- **Listed entries**
........

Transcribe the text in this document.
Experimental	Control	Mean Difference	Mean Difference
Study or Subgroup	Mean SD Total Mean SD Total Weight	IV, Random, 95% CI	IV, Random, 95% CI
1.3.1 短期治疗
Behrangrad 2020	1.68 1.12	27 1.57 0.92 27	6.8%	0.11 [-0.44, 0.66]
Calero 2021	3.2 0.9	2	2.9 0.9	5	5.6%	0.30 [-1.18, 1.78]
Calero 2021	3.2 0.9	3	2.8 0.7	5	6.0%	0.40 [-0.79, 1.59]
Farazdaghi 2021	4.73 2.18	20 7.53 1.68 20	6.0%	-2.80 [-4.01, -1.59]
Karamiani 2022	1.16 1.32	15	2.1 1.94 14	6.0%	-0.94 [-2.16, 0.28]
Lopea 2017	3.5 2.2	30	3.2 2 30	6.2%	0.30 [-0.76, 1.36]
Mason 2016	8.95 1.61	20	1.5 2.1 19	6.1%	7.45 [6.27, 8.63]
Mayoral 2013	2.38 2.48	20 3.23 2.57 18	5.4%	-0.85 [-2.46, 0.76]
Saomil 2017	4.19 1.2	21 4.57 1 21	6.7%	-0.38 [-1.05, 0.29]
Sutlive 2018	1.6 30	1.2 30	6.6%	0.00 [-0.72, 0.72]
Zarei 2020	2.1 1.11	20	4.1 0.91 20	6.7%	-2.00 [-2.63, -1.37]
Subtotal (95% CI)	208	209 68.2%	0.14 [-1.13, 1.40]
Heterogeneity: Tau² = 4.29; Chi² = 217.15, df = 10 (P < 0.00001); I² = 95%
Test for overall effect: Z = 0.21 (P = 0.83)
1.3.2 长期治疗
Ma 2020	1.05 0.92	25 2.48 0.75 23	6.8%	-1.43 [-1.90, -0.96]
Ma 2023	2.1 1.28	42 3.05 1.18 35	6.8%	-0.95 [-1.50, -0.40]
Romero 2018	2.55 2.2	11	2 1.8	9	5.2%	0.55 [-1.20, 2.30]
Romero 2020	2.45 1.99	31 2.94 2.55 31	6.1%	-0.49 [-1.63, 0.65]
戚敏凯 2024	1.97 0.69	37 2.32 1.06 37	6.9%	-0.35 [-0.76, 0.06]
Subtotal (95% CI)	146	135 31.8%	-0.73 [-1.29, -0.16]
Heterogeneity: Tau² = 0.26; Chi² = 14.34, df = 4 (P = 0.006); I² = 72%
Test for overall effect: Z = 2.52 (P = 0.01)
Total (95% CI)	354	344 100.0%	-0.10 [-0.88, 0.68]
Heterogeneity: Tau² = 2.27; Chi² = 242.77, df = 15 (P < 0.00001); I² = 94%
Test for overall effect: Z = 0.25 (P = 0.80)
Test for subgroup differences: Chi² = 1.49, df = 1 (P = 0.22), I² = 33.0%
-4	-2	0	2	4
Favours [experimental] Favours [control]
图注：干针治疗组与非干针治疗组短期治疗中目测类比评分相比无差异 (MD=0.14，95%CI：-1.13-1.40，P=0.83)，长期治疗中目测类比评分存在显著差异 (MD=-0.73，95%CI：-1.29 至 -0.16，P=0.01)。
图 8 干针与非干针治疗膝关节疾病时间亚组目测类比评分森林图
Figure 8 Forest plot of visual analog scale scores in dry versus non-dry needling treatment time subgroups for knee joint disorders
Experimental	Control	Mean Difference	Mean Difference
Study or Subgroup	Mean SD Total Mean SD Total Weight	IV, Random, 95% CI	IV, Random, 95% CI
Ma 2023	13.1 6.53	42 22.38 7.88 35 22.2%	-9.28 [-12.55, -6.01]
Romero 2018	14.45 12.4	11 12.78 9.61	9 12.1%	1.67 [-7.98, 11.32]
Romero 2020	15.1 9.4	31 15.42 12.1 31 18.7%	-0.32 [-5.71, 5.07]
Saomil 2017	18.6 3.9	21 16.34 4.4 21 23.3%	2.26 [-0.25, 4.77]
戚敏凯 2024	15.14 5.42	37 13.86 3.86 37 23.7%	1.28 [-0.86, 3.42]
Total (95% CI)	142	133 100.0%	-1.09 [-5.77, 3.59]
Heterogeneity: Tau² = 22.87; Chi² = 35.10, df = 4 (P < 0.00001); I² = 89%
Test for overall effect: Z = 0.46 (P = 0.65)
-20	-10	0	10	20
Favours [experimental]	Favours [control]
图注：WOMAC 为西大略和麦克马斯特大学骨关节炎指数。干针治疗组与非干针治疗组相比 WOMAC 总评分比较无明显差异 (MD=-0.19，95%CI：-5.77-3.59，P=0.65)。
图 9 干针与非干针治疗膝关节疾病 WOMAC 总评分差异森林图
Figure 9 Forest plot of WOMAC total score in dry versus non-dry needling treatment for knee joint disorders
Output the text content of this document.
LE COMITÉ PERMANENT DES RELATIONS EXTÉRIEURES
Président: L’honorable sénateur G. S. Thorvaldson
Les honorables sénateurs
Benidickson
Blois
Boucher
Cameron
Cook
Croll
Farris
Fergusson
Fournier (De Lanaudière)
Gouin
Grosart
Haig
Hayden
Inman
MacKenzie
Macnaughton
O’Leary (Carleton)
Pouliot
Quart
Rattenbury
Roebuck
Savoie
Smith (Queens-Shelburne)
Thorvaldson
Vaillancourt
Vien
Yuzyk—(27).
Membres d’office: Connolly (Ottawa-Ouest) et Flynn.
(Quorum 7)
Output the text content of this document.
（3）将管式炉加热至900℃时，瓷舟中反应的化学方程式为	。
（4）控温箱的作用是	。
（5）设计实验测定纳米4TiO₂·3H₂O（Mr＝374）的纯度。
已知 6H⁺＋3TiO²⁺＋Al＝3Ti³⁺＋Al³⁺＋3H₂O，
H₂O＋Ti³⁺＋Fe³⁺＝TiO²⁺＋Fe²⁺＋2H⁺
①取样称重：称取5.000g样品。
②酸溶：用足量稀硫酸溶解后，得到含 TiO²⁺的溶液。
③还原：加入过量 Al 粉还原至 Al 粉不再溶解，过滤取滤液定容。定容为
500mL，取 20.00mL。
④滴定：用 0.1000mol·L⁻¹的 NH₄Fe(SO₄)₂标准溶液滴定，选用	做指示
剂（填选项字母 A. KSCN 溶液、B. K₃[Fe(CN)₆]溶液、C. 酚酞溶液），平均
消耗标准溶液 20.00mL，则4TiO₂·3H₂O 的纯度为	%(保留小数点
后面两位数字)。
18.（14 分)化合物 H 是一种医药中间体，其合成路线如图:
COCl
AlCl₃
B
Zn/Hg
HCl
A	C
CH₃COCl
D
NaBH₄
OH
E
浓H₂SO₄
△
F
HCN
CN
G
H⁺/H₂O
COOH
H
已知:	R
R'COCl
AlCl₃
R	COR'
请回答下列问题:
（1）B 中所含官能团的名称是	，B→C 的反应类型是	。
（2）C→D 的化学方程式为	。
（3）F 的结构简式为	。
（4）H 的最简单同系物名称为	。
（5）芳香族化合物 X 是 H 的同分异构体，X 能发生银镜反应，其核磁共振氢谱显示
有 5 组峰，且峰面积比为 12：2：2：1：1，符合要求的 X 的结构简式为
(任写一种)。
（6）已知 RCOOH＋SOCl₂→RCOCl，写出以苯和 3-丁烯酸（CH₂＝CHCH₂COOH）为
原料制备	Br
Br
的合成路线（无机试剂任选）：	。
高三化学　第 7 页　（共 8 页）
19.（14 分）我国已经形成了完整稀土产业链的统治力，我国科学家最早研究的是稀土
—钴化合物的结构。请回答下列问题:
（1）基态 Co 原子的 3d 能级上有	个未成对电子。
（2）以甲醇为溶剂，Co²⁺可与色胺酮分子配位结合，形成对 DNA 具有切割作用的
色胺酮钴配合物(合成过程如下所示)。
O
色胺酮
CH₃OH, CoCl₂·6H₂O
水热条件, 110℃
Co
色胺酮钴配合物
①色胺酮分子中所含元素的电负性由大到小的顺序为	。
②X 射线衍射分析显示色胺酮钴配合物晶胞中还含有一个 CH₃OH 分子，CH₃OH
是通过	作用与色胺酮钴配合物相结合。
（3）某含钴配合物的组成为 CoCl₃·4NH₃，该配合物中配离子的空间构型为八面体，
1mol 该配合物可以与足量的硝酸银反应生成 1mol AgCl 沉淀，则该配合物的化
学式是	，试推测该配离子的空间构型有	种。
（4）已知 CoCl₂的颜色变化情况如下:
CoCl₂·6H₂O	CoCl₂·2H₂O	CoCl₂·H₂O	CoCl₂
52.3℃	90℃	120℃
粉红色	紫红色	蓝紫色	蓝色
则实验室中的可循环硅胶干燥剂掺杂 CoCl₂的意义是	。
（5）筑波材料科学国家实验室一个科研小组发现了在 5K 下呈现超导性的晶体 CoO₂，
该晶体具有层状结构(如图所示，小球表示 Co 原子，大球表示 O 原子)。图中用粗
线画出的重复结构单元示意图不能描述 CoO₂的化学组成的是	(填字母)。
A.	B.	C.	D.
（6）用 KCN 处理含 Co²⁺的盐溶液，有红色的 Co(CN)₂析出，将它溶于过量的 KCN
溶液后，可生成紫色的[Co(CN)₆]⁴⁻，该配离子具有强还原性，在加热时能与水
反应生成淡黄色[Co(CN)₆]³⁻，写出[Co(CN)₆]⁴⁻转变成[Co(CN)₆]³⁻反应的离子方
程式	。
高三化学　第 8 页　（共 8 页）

........

- **Written instruction**
Search the entries for the word "Forest", then list each line that holds it.

- **Exercise output**
Figure 8 Forest plot of visual analog scale scores in dry versus non-dry needling treatment time subgroups for knee joint disorders
Figure 9 Forest plot of WOMAC total score in dry versus non-dry needling treatment for knee joint disorders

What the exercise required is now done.